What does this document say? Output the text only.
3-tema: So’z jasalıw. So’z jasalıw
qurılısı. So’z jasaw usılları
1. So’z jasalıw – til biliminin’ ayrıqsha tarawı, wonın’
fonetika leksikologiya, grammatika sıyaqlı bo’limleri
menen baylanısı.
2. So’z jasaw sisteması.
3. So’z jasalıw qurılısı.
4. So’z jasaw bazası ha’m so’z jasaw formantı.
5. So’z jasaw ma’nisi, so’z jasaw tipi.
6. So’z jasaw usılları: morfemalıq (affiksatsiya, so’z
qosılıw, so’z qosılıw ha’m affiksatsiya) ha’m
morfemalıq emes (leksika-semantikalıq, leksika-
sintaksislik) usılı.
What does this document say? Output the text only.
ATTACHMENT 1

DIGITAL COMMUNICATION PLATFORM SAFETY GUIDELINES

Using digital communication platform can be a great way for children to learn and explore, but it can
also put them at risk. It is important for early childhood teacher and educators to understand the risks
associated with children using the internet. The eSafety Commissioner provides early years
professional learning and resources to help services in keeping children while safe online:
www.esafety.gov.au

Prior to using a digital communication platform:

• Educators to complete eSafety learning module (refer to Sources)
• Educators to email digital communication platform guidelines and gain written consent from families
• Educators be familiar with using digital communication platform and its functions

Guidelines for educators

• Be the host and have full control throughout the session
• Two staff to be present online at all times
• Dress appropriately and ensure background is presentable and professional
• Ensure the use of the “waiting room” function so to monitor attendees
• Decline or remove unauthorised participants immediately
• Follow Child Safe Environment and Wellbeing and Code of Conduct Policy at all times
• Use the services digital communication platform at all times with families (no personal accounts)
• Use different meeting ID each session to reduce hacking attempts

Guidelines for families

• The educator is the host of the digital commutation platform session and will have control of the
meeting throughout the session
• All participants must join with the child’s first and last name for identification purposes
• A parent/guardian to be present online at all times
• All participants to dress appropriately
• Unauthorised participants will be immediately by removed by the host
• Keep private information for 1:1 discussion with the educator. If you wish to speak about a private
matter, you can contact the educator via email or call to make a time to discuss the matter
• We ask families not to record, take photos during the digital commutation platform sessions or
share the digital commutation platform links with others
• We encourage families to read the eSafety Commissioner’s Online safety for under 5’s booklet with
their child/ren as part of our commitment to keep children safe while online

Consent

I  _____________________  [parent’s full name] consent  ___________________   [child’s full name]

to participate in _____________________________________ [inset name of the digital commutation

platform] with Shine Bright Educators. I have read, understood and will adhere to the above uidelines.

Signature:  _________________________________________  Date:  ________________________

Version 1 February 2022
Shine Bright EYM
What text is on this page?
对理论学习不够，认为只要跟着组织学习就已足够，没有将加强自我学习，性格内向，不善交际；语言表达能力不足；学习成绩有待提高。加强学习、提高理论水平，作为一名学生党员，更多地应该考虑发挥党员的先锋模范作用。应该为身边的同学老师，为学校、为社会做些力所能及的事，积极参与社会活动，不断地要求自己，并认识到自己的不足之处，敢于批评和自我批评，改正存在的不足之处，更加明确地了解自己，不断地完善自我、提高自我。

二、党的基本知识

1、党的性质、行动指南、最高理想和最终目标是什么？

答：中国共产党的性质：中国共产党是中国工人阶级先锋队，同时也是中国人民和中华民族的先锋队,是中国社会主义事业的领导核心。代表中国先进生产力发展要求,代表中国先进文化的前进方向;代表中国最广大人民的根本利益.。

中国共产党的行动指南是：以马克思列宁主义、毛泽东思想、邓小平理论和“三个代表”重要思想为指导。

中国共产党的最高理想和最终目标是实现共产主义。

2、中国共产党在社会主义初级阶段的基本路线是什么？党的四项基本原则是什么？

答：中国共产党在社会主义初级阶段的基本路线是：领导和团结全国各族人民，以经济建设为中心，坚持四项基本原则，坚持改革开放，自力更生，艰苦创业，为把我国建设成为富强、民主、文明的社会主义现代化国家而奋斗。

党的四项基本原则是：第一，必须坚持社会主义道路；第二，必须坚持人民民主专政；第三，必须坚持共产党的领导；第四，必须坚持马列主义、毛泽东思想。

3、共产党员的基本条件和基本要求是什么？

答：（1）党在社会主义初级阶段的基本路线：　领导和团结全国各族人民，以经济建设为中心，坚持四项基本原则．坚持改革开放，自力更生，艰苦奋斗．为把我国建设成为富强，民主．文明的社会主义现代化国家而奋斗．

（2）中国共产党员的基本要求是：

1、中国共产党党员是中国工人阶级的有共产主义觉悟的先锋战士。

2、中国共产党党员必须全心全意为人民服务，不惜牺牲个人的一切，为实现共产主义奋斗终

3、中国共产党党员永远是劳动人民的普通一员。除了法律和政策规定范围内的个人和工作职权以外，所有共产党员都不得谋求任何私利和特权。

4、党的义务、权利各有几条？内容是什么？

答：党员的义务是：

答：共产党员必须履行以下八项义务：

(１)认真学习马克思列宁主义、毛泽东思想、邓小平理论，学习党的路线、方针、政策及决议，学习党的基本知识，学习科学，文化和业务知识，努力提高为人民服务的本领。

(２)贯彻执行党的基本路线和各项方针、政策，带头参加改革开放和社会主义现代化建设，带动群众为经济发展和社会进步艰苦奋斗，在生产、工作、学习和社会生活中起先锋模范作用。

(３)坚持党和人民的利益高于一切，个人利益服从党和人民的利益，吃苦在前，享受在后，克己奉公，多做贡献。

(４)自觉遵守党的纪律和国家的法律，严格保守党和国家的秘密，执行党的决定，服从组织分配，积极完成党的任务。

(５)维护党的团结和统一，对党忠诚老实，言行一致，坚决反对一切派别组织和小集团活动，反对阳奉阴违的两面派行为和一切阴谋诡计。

- What is asked -
Find the word "throughout" in the material, then list each line that holds it.

- Reply -
• Be the host and have full control throughout the session
meeting throughout the session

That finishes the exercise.